_Problem statement:_ Look through the entries below and say how many lines contain the string "fältspat". Give the number only.

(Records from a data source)
_ _ _ _

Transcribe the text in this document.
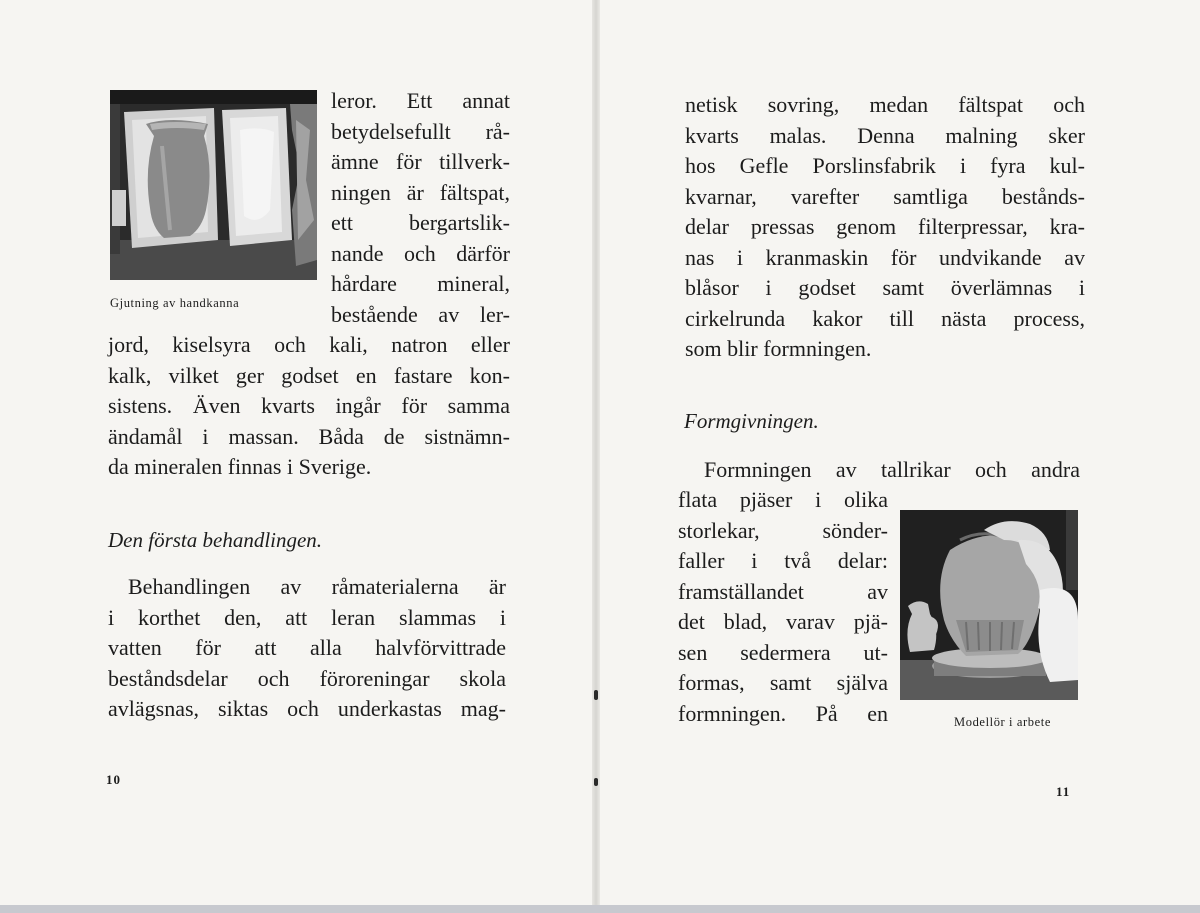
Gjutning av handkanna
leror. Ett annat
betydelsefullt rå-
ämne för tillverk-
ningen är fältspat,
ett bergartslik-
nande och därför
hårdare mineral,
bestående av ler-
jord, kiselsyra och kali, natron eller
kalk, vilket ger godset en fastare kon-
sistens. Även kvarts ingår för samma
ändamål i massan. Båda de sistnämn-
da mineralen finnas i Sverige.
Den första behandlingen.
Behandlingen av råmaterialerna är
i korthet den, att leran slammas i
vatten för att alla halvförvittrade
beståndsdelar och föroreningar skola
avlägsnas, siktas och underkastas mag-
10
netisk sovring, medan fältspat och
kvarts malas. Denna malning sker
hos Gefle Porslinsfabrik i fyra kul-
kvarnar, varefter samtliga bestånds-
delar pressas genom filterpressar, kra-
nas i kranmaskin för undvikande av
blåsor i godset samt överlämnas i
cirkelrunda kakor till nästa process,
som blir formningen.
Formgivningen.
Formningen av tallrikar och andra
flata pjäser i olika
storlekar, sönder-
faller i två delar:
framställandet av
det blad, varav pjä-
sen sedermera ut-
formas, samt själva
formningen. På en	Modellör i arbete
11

_ _ _ _

_Response to the exercise:_ 2